* Start *
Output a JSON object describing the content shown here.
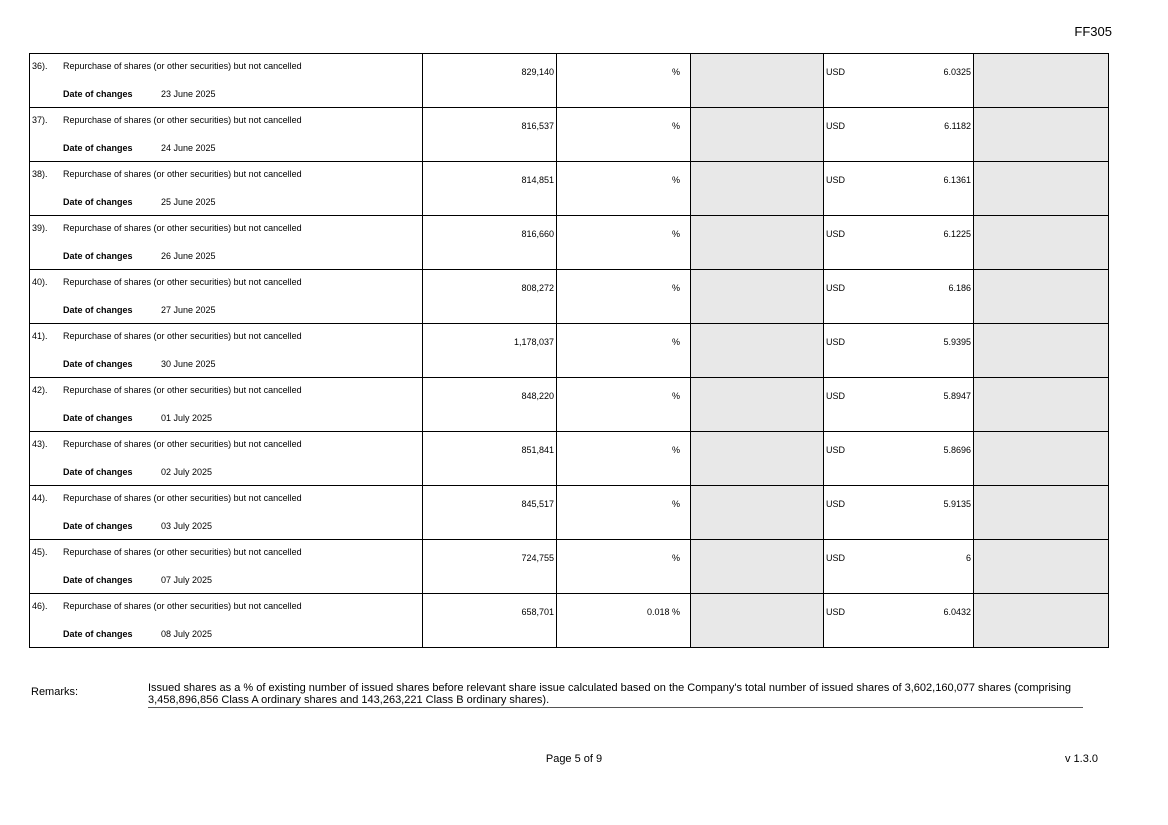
{
  "header": {
    "form_code": "FF305"
  },
  "date_label": "Date of changes",
  "rows": [
    {
      "num": "36).",
      "desc": "Repurchase of shares (or other securities) but not cancelled",
      "date": "23 June 2025",
      "shares": "829,140",
      "pct": "",
      "pct_sign": "%",
      "currency": "USD",
      "price": "6.0325"
    },
    {
      "num": "37).",
      "desc": "Repurchase of shares (or other securities) but not cancelled",
      "date": "24 June 2025",
      "shares": "816,537",
      "pct": "",
      "pct_sign": "%",
      "currency": "USD",
      "price": "6.1182"
    },
    {
      "num": "38).",
      "desc": "Repurchase of shares (or other securities) but not cancelled",
      "date": "25 June 2025",
      "shares": "814,851",
      "pct": "",
      "pct_sign": "%",
      "currency": "USD",
      "price": "6.1361"
    },
    {
      "num": "39).",
      "desc": "Repurchase of shares (or other securities) but not cancelled",
      "date": "26 June 2025",
      "shares": "816,660",
      "pct": "",
      "pct_sign": "%",
      "currency": "USD",
      "price": "6.1225"
    },
    {
      "num": "40).",
      "desc": "Repurchase of shares (or other securities) but not cancelled",
      "date": "27 June 2025",
      "shares": "808,272",
      "pct": "",
      "pct_sign": "%",
      "currency": "USD",
      "price": "6.186"
    },
    {
      "num": "41).",
      "desc": "Repurchase of shares (or other securities) but not cancelled",
      "date": "30 June 2025",
      "shares": "1,178,037",
      "pct": "",
      "pct_sign": "%",
      "currency": "USD",
      "price": "5.9395"
    },
    {
      "num": "42).",
      "desc": "Repurchase of shares (or other securities) but not cancelled",
      "date": "01 July 2025",
      "shares": "848,220",
      "pct": "",
      "pct_sign": "%",
      "currency": "USD",
      "price": "5.8947"
    },
    {
      "num": "43).",
      "desc": "Repurchase of shares (or other securities) but not cancelled",
      "date": "02 July 2025",
      "shares": "851,841",
      "pct": "",
      "pct_sign": "%",
      "currency": "USD",
      "price": "5.8696"
    },
    {
      "num": "44).",
      "desc": "Repurchase of shares (or other securities) but not cancelled",
      "date": "03 July 2025",
      "shares": "845,517",
      "pct": "",
      "pct_sign": "%",
      "currency": "USD",
      "price": "5.9135"
    },
    {
      "num": "45).",
      "desc": "Repurchase of shares (or other securities) but not cancelled",
      "date": "07 July 2025",
      "shares": "724,755",
      "pct": "",
      "pct_sign": "%",
      "currency": "USD",
      "price": "6"
    },
    {
      "num": "46).",
      "desc": "Repurchase of shares (or other securities) but not cancelled",
      "date": "08 July 2025",
      "shares": "658,701",
      "pct": "0.018",
      "pct_sign": "%",
      "currency": "USD",
      "price": "6.0432"
    }
  ],
  "remarks": {
    "label": "Remarks:",
    "text": "Issued shares as a % of existing number of issued shares before relevant share issue calculated based on the Company's total number of issued shares of 3,602,160,077 shares (comprising 3,458,896,856 Class A ordinary shares and 143,263,221 Class B ordinary shares)."
  },
  "footer": {
    "page": "Page 5 of 9",
    "version": "v 1.3.0"
  }
}
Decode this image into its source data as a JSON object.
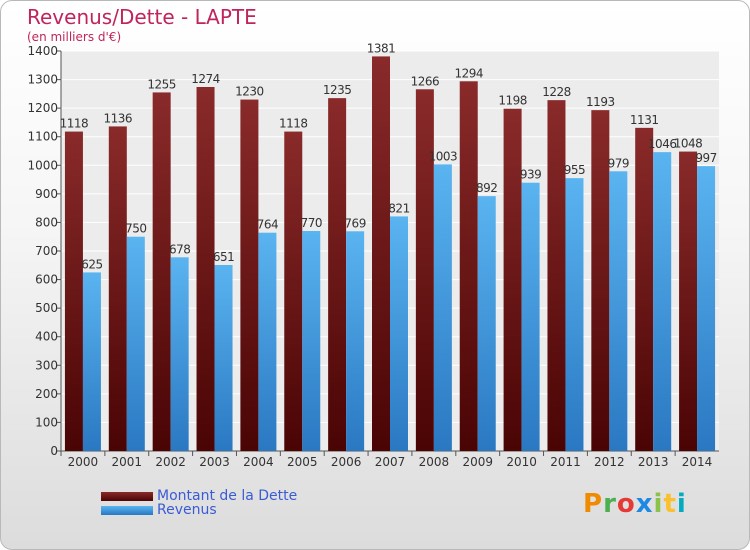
{
  "chart_data": {
    "type": "bar",
    "title": "Revenus/Dette - LAPTE",
    "subtitle": "(en milliers d'€)",
    "categories": [
      "2000",
      "2001",
      "2002",
      "2003",
      "2004",
      "2005",
      "2006",
      "2007",
      "2008",
      "2009",
      "2010",
      "2011",
      "2012",
      "2013",
      "2014"
    ],
    "series": [
      {
        "name": "Montant de la Dette",
        "color": "#7a1f1f",
        "values": [
          1118,
          1136,
          1255,
          1274,
          1230,
          1118,
          1235,
          1381,
          1266,
          1294,
          1198,
          1228,
          1193,
          1131,
          1048
        ]
      },
      {
        "name": "Revenus",
        "color": "#4ea8e8",
        "values": [
          625,
          750,
          678,
          651,
          764,
          770,
          769,
          821,
          1003,
          892,
          939,
          955,
          979,
          1046,
          997
        ]
      }
    ],
    "ylim": [
      0,
      1400
    ],
    "yticks": [
      0,
      100,
      200,
      300,
      400,
      500,
      600,
      700,
      800,
      900,
      1000,
      1100,
      1200,
      1300,
      1400
    ],
    "grid": true,
    "legend_position": "bottom-left"
  },
  "logo": {
    "text": "Proxiti",
    "colors": [
      "#f08a00",
      "#4caf50",
      "#e53935",
      "#1e88e5",
      "#8bc34a",
      "#fbc02d",
      "#00acc1"
    ]
  }
}
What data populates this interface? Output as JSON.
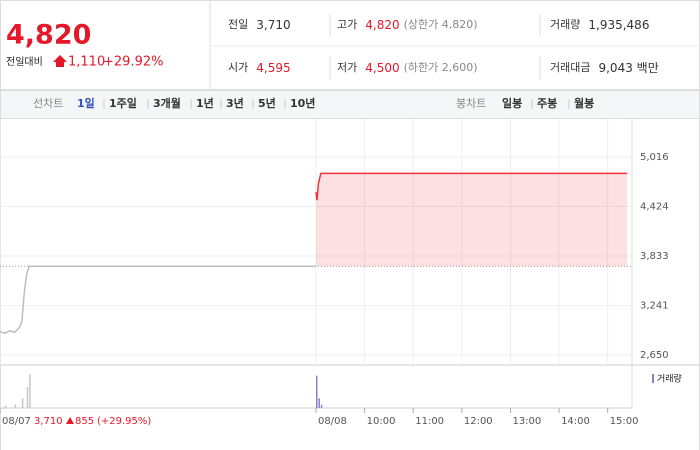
* End *
▶ _BRIEF_
Above are the records. Identify each line that contains the word "June".

▶ _RESULT OF THE TASK_
      "date": "23 June 2025",
      "date": "24 June 2025",
      "date": "25 June 2025",
      "date": "26 June 2025",
      "date": "27 June 2025",
      "date": "30 June 2025",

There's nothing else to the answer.